··· SUPPLIED ENTRIES ···

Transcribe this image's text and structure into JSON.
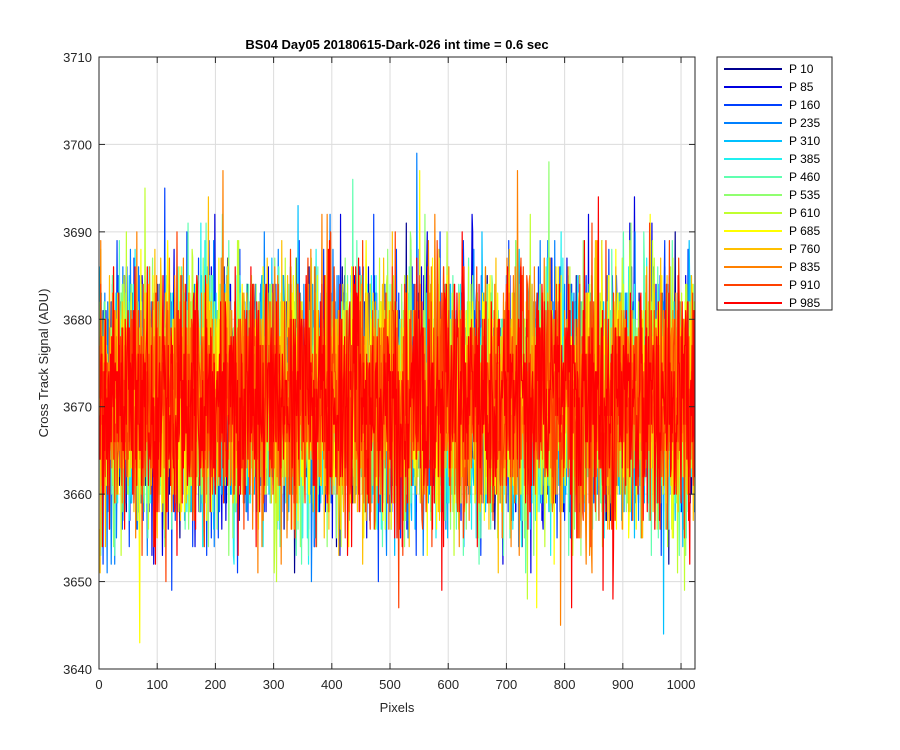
{
  "chart_data": {
    "type": "line",
    "title": "BS04 Day05 20180615-Dark-026 int time = 0.6 sec",
    "xlabel": "Pixels",
    "ylabel": "Cross Track Signal (ADU)",
    "xlim": [
      0,
      1024
    ],
    "ylim": [
      3640,
      3710
    ],
    "xticks": [
      0,
      100,
      200,
      300,
      400,
      500,
      600,
      700,
      800,
      900,
      1000
    ],
    "yticks": [
      3640,
      3650,
      3660,
      3670,
      3680,
      3690,
      3700,
      3710
    ],
    "grid": true,
    "legend_position": "outside right, top",
    "n_points_per_series": 1024,
    "mean_level": 3671,
    "noise_std_adu": 7,
    "series": [
      {
        "name": "P 10",
        "color": "#00008f"
      },
      {
        "name": "P 85",
        "color": "#0000e0"
      },
      {
        "name": "P 160",
        "color": "#0040ff"
      },
      {
        "name": "P 235",
        "color": "#0080ff"
      },
      {
        "name": "P 310",
        "color": "#00c0ff"
      },
      {
        "name": "P 385",
        "color": "#20f0f0"
      },
      {
        "name": "P 460",
        "color": "#60ffb0"
      },
      {
        "name": "P 535",
        "color": "#90ff70"
      },
      {
        "name": "P 610",
        "color": "#c0ff30"
      },
      {
        "name": "P 685",
        "color": "#ffff00"
      },
      {
        "name": "P 760",
        "color": "#ffc000"
      },
      {
        "name": "P 835",
        "color": "#ff8000"
      },
      {
        "name": "P 910",
        "color": "#ff4000"
      },
      {
        "name": "P 985",
        "color": "#ff0000"
      }
    ]
  }
}
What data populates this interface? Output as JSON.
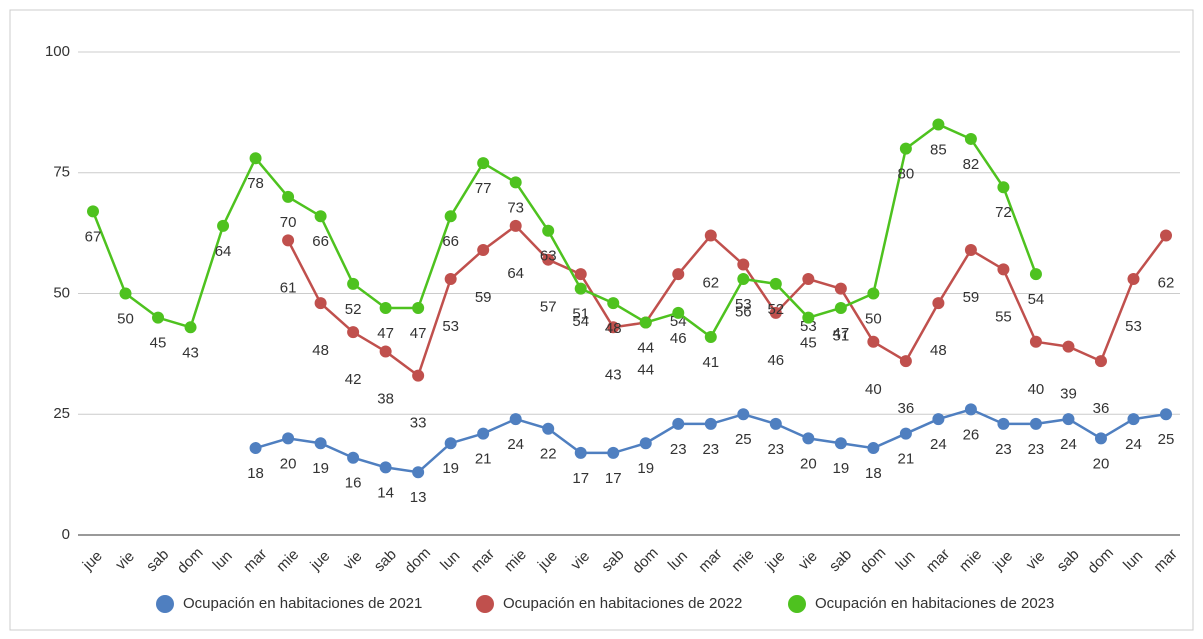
{
  "chart_data": {
    "type": "line",
    "categories": [
      "jue",
      "vie",
      "sab",
      "dom",
      "lun",
      "mar",
      "mie",
      "jue",
      "vie",
      "sab",
      "dom",
      "lun",
      "mar",
      "mie",
      "jue",
      "vie",
      "sab",
      "dom",
      "lun",
      "mar",
      "mie",
      "jue",
      "vie",
      "sab",
      "dom",
      "lun",
      "mar",
      "mie",
      "jue",
      "vie",
      "sab",
      "dom",
      "lun",
      "mar"
    ],
    "series": [
      {
        "name": "Ocupación en habitaciones de 2021",
        "color": "#4f7fc0",
        "values": [
          null,
          null,
          null,
          null,
          null,
          18,
          20,
          19,
          16,
          14,
          13,
          19,
          21,
          24,
          22,
          17,
          17,
          19,
          23,
          23,
          25,
          23,
          20,
          19,
          18,
          21,
          24,
          26,
          23,
          23,
          24,
          20,
          24,
          25
        ]
      },
      {
        "name": "Ocupación en habitaciones de 2022",
        "color": "#c0504d",
        "values": [
          null,
          null,
          null,
          null,
          null,
          null,
          61,
          48,
          42,
          38,
          33,
          53,
          59,
          64,
          57,
          54,
          43,
          44,
          54,
          62,
          56,
          46,
          53,
          51,
          40,
          36,
          48,
          59,
          55,
          40,
          39,
          36,
          53,
          62
        ]
      },
      {
        "name": "Ocupación en habitaciones de 2023",
        "color": "#4ec21f",
        "values": [
          67,
          50,
          45,
          43,
          64,
          78,
          70,
          66,
          52,
          47,
          47,
          66,
          77,
          73,
          63,
          51,
          48,
          44,
          46,
          41,
          53,
          52,
          45,
          47,
          50,
          80,
          85,
          82,
          72,
          54,
          null,
          null,
          null,
          null
        ]
      }
    ],
    "ylim": [
      0,
      100
    ],
    "yticks": [
      0,
      25,
      50,
      75,
      100
    ],
    "grid": true,
    "legend": "bottom"
  }
}
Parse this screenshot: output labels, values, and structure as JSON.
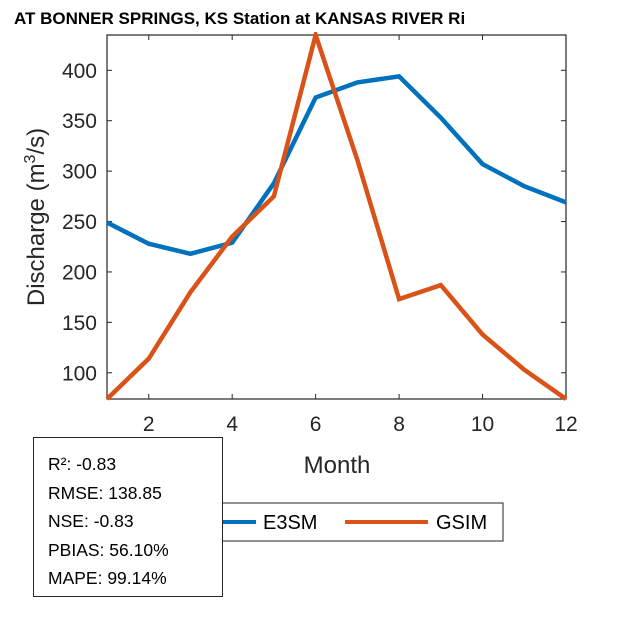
{
  "chart_data": {
    "type": "line",
    "title": "AT BONNER SPRINGS, KS  Station at  KANSAS RIVER  Ri",
    "xlabel": "Month",
    "ylabel": "Discharge (m³/s)",
    "ylabel_parts": {
      "before": "Discharge (m",
      "sup": "3",
      "after": "/s)"
    },
    "xlim": [
      1,
      12
    ],
    "ylim": [
      74,
      435
    ],
    "xticks": [
      2,
      4,
      6,
      8,
      10,
      12
    ],
    "yticks": [
      100,
      150,
      200,
      250,
      300,
      350,
      400
    ],
    "grid": false,
    "x": [
      1,
      2,
      3,
      4,
      5,
      6,
      7,
      8,
      9,
      10,
      11,
      12
    ],
    "series": [
      {
        "name": "E3SM",
        "color": "#0072BD",
        "values": [
          249,
          228,
          218,
          229,
          288,
          373,
          388,
          394,
          353,
          307,
          285,
          269
        ]
      },
      {
        "name": "GSIM",
        "color": "#D95319",
        "values": [
          74,
          114,
          180,
          235,
          275,
          435,
          311,
          173,
          187,
          138,
          103,
          74
        ]
      }
    ],
    "legend": {
      "placement": "bottom-outside",
      "orientation": "horizontal",
      "entries": [
        "E3SM",
        "GSIM"
      ]
    }
  },
  "stats": [
    "R²: -0.83",
    "RMSE: 138.85",
    "NSE: -0.83",
    "PBIAS: 56.10%",
    "MAPE: 99.14%"
  ]
}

···

-- AIM --
Copy the records above exactly, leaving out every picture.

-- RESPONSE TO THE TASK --
Transcribe this image's text and structure into JSON.
{
  "chart_data": {
    "type": "line",
    "title": "BS04 Day05 20180615-Dark-026 int time = 0.6 sec",
    "xlabel": "Pixels",
    "ylabel": "Cross Track Signal (ADU)",
    "xlim": [
      0,
      1024
    ],
    "ylim": [
      3640,
      3710
    ],
    "xticks": [
      0,
      100,
      200,
      300,
      400,
      500,
      600,
      700,
      800,
      900,
      1000
    ],
    "yticks": [
      3640,
      3650,
      3660,
      3670,
      3680,
      3690,
      3700,
      3710
    ],
    "grid": true,
    "legend_position": "outside right, top",
    "n_points_per_series": 1024,
    "mean_level": 3671,
    "noise_std_adu": 7,
    "series": [
      {
        "name": "P 10",
        "color": "#00008f"
      },
      {
        "name": "P 85",
        "color": "#0000e0"
      },
      {
        "name": "P 160",
        "color": "#0040ff"
      },
      {
        "name": "P 235",
        "color": "#0080ff"
      },
      {
        "name": "P 310",
        "color": "#00c0ff"
      },
      {
        "name": "P 385",
        "color": "#20f0f0"
      },
      {
        "name": "P 460",
        "color": "#60ffb0"
      },
      {
        "name": "P 535",
        "color": "#90ff70"
      },
      {
        "name": "P 610",
        "color": "#c0ff30"
      },
      {
        "name": "P 685",
        "color": "#ffff00"
      },
      {
        "name": "P 760",
        "color": "#ffc000"
      },
      {
        "name": "P 835",
        "color": "#ff8000"
      },
      {
        "name": "P 910",
        "color": "#ff4000"
      },
      {
        "name": "P 985",
        "color": "#ff0000"
      }
    ]
  }
}
What data populates this interface? Output as JSON.
{
  "chart_data": {
    "type": "line",
    "categories": [
      "jue",
      "vie",
      "sab",
      "dom",
      "lun",
      "mar",
      "mie",
      "jue",
      "vie",
      "sab",
      "dom",
      "lun",
      "mar",
      "mie",
      "jue",
      "vie",
      "sab",
      "dom",
      "lun",
      "mar",
      "mie",
      "jue",
      "vie",
      "sab",
      "dom",
      "lun",
      "mar",
      "mie",
      "jue",
      "vie",
      "sab",
      "dom",
      "lun",
      "mar"
    ],
    "series": [
      {
        "name": "Ocupación en habitaciones de 2021",
        "color": "#4f7fc0",
        "values": [
          null,
          null,
          null,
          null,
          null,
          18,
          20,
          19,
          16,
          14,
          13,
          19,
          21,
          24,
          22,
          17,
          17,
          19,
          23,
          23,
          25,
          23,
          20,
          19,
          18,
          21,
          24,
          26,
          23,
          23,
          24,
          20,
          24,
          25
        ]
      },
      {
        "name": "Ocupación en habitaciones de 2022",
        "color": "#c0504d",
        "values": [
          null,
          null,
          null,
          null,
          null,
          null,
          61,
          48,
          42,
          38,
          33,
          53,
          59,
          64,
          57,
          54,
          43,
          44,
          54,
          62,
          56,
          46,
          53,
          51,
          40,
          36,
          48,
          59,
          55,
          40,
          39,
          36,
          53,
          62
        ]
      },
      {
        "name": "Ocupación en habitaciones de 2023",
        "color": "#4ec21f",
        "values": [
          67,
          50,
          45,
          43,
          64,
          78,
          70,
          66,
          52,
          47,
          47,
          66,
          77,
          73,
          63,
          51,
          48,
          44,
          46,
          41,
          53,
          52,
          45,
          47,
          50,
          80,
          85,
          82,
          72,
          54,
          null,
          null,
          null,
          null
        ]
      }
    ],
    "ylim": [
      0,
      100
    ],
    "yticks": [
      0,
      25,
      50,
      75,
      100
    ],
    "grid": true,
    "legend": "bottom"
  }
}
Parse this screenshot: output labels, values, and structure as JSON.
{
  "chart_data": {
    "type": "line",
    "title": "AT BONNER SPRINGS, KS  Station at  KANSAS RIVER  Ri",
    "xlabel": "Month",
    "ylabel": "Discharge (m³/s)",
    "ylabel_parts": {
      "before": "Discharge (m",
      "sup": "3",
      "after": "/s)"
    },
    "xlim": [
      1,
      12
    ],
    "ylim": [
      74,
      435
    ],
    "xticks": [
      2,
      4,
      6,
      8,
      10,
      12
    ],
    "yticks": [
      100,
      150,
      200,
      250,
      300,
      350,
      400
    ],
    "grid": false,
    "x": [
      1,
      2,
      3,
      4,
      5,
      6,
      7,
      8,
      9,
      10,
      11,
      12
    ],
    "series": [
      {
        "name": "E3SM",
        "color": "#0072BD",
        "values": [
          249,
          228,
          218,
          229,
          288,
          373,
          388,
          394,
          353,
          307,
          285,
          269
        ]
      },
      {
        "name": "GSIM",
        "color": "#D95319",
        "values": [
          74,
          114,
          180,
          235,
          275,
          435,
          311,
          173,
          187,
          138,
          103,
          74
        ]
      }
    ],
    "legend": {
      "placement": "bottom-outside",
      "orientation": "horizontal",
      "entries": [
        "E3SM",
        "GSIM"
      ]
    }
  },
  "stats": [
    "R²: -0.83",
    "RMSE: 138.85",
    "NSE: -0.83",
    "PBIAS: 56.10%",
    "MAPE: 99.14%"
  ]
}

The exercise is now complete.